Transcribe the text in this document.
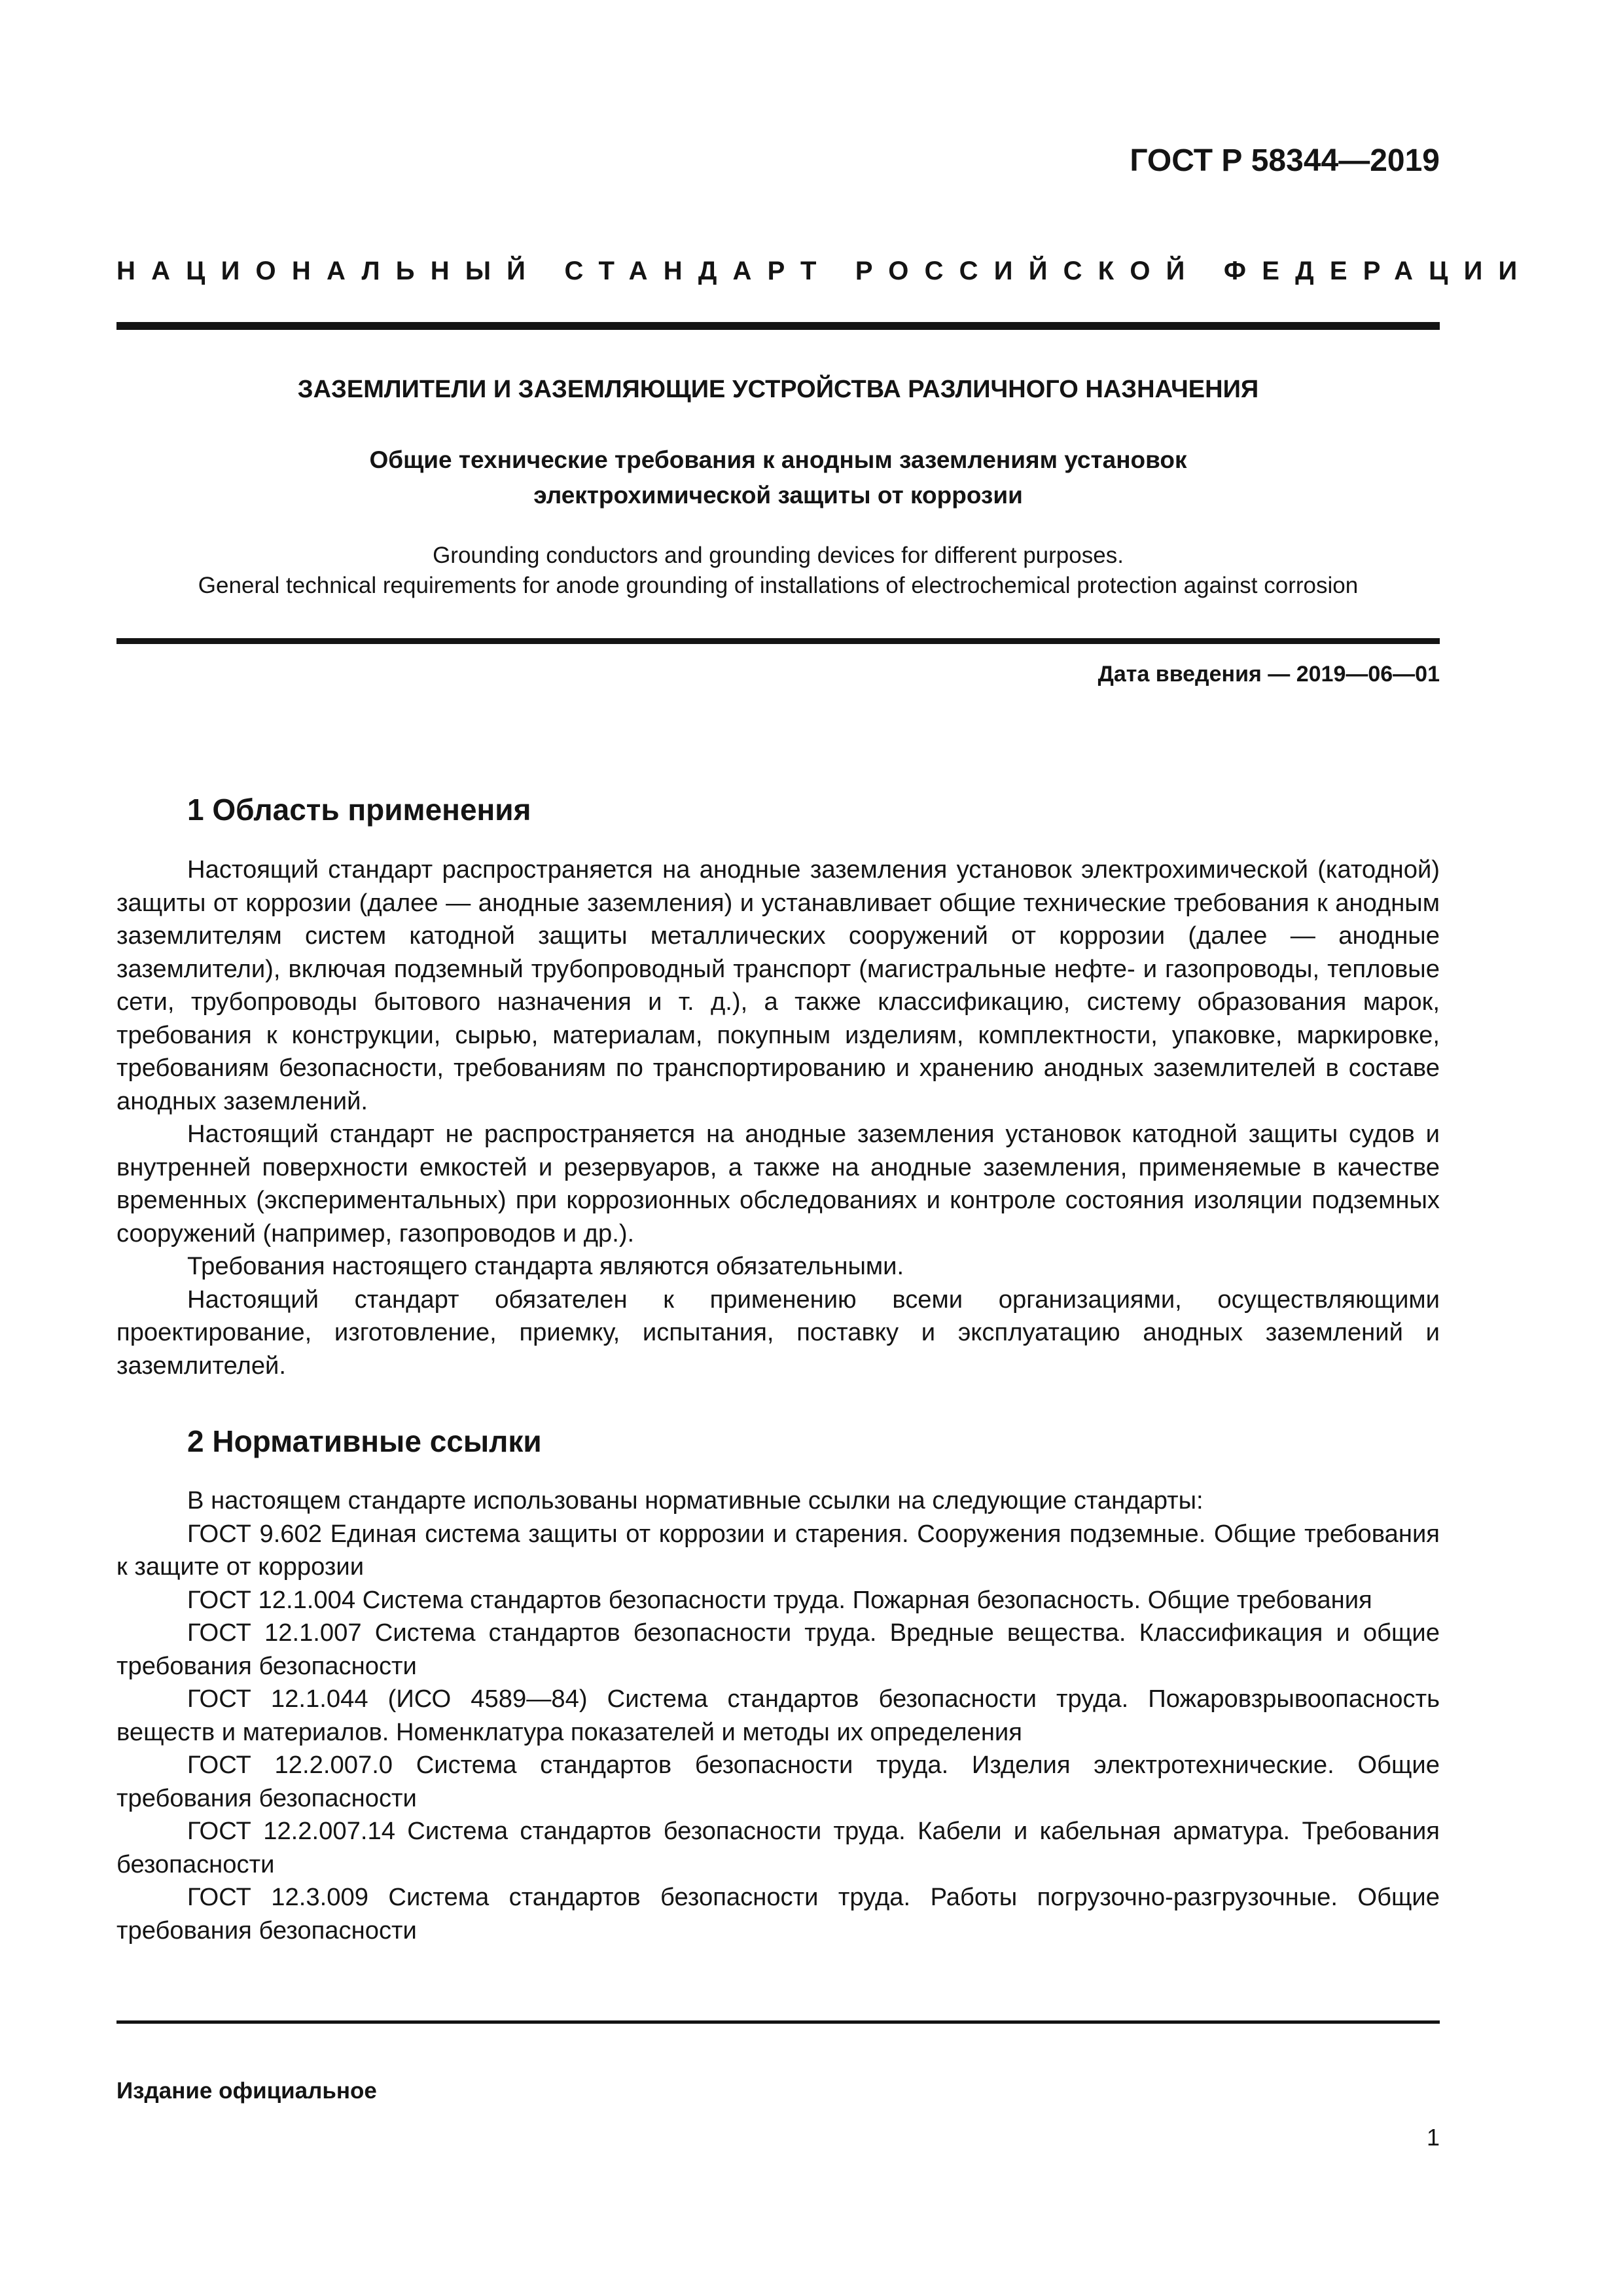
ГОСТ Р 58344—2019
НАЦИОНАЛЬНЫЙ СТАНДАРТ РОССИЙСКОЙ ФЕДЕРАЦИИ
ЗАЗЕМЛИТЕЛИ И ЗАЗЕМЛЯЮЩИЕ УСТРОЙСТВА РАЗЛИЧНОГО НАЗНАЧЕНИЯ
Общие технические требования к анодным заземлениям установок
электрохимической защиты от коррозии
Grounding conductors and grounding devices for different purposes.
General technical requirements for anode grounding of installations of electrochemical protection against corrosion
Дата введения — 2019—06—01
1 Область применения

Настоящий стандарт распространяется на анодные заземления установок электрохимической (катодной) защиты от коррозии (далее — анодные заземления) и устанавливает общие технические требования к анодным заземлителям систем катодной защиты металлических сооружений от коррозии (далее — анодные заземлители), включая подземный трубопроводный транспорт (магистральные нефте- и газопроводы, тепловые сети, трубопроводы бытового назначения и т. д.), а также классификацию, систему образования марок, требования к конструкции, сырью, материалам, покупным изделиям, комплектности, упаковке, маркировке, требованиям безопасности, требованиям по транспортированию и хранению анодных заземлителей в составе анодных заземлений.

Настоящий стандарт не распространяется на анодные заземления установок катодной защиты судов и внутренней поверхности емкостей и резервуаров, а также на анодные заземления, применяемые в качестве временных (экспериментальных) при коррозионных обследованиях и контроле состояния изоляции подземных сооружений (например, газопроводов и др.).

Требования настоящего стандарта являются обязательными.

Настоящий стандарт обязателен к применению всеми организациями, осуществляющими проектирование, изготовление, приемку, испытания, поставку и эксплуатацию анодных заземлений и заземлителей.

2 Нормативные ссылки

В настоящем стандарте использованы нормативные ссылки на следующие стандарты:

ГОСТ 9.602 Единая система защиты от коррозии и старения. Сооружения подземные. Общие требования к защите от коррозии

ГОСТ 12.1.004 Система стандартов безопасности труда. Пожарная безопасность. Общие требования

ГОСТ 12.1.007 Система стандартов безопасности труда. Вредные вещества. Классификация и общие требования безопасности

ГОСТ 12.1.044 (ИСО 4589—84) Система стандартов безопасности труда. Пожаровзрывоопасность веществ и материалов. Номенклатура показателей и методы их определения

ГОСТ 12.2.007.0 Система стандартов безопасности труда. Изделия электротехнические. Общие требования безопасности

ГОСТ 12.2.007.14 Система стандартов безопасности труда. Кабели и кабельная арматура. Требования безопасности

ГОСТ 12.3.009 Система стандартов безопасности труда. Работы погрузочно-разгрузочные. Общие требования безопасности

Издание официальное
1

★ ★ ★ ★ ★

▶ Exercise instructions:
Write out the entries above verbatim; the pictures do not belong in your copy.

▶ Solution for this exercise:
Transcribe the text in this document.
ГОСТ Р 58344—2019
НАЦИОНАЛЬНЫЙ СТАНДАРТ РОССИЙСКОЙ ФЕДЕРАЦИИ
ЗАЗЕМЛИТЕЛИ И ЗАЗЕМЛЯЮЩИЕ УСТРОЙСТВА РАЗЛИЧНОГО НАЗНАЧЕНИЯ
Общие технические требования к анодным заземлениям установок
электрохимической защиты от коррозии
Grounding conductors and grounding devices for different purposes.
General technical requirements for anode grounding of installations of electrochemical protection against corrosion
Дата введения — 2019—06—01
1 Область применения

Настоящий стандарт распространяется на анодные заземления установок электрохимической (катодной) защиты от коррозии (далее — анодные заземления) и устанавливает общие технические требования к анодным заземлителям систем катодной защиты металлических сооружений от коррозии (далее — анодные заземлители), включая подземный трубопроводный транспорт (магистральные нефте- и газопроводы, тепловые сети, трубопроводы бытового назначения и т. д.), а также классификацию, систему образования марок, требования к конструкции, сырью, материалам, покупным изделиям, комплектности, упаковке, маркировке, требованиям безопасности, требованиям по транспортированию и хранению анодных заземлителей в составе анодных заземлений.

Настоящий стандарт не распространяется на анодные заземления установок катодной защиты судов и внутренней поверхности емкостей и резервуаров, а также на анодные заземления, применяемые в качестве временных (экспериментальных) при коррозионных обследованиях и контроле состояния изоляции подземных сооружений (например, газопроводов и др.).

Требования настоящего стандарта являются обязательными.

Настоящий стандарт обязателен к применению всеми организациями, осуществляющими проектирование, изготовление, приемку, испытания, поставку и эксплуатацию анодных заземлений и заземлителей.

2 Нормативные ссылки

В настоящем стандарте использованы нормативные ссылки на следующие стандарты:

ГОСТ 9.602 Единая система защиты от коррозии и старения. Сооружения подземные. Общие требования к защите от коррозии

ГОСТ 12.1.004 Система стандартов безопасности труда. Пожарная безопасность. Общие требования

ГОСТ 12.1.007 Система стандартов безопасности труда. Вредные вещества. Классификация и общие требования безопасности

ГОСТ 12.1.044 (ИСО 4589—84) Система стандартов безопасности труда. Пожаровзрывоопасность веществ и материалов. Номенклатура показателей и методы их определения

ГОСТ 12.2.007.0 Система стандартов безопасности труда. Изделия электротехнические. Общие требования безопасности

ГОСТ 12.2.007.14 Система стандартов безопасности труда. Кабели и кабельная арматура. Требования безопасности

ГОСТ 12.3.009 Система стандартов безопасности труда. Работы погрузочно-разгрузочные. Общие требования безопасности

Издание официальное
1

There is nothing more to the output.